START Given data
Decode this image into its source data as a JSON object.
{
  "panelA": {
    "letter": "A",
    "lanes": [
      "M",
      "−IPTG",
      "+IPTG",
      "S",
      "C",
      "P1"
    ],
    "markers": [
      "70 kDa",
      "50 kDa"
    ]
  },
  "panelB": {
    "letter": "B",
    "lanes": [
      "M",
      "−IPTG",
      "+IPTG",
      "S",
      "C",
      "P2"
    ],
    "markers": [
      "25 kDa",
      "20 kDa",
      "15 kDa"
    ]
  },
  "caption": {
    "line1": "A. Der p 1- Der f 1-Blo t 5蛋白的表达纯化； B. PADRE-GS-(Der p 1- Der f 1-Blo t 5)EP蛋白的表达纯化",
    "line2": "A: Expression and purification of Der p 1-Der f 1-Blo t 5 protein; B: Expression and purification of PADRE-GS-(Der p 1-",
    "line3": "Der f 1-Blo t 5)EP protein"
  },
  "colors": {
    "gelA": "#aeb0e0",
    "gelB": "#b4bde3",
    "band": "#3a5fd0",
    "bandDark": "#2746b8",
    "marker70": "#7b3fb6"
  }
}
END Given data
- _What is required_:
Look through the entries above and report each line where the string "protein" occurs.

- _Solution to this problem_:
    "line2": "A: Expression and purification of Der p 1-Der f 1-Blo t 5 protein; B: Expression and purification of PADRE-GS-(Der p 1-",
    "line3": "Der f 1-Blo t 5)EP protein"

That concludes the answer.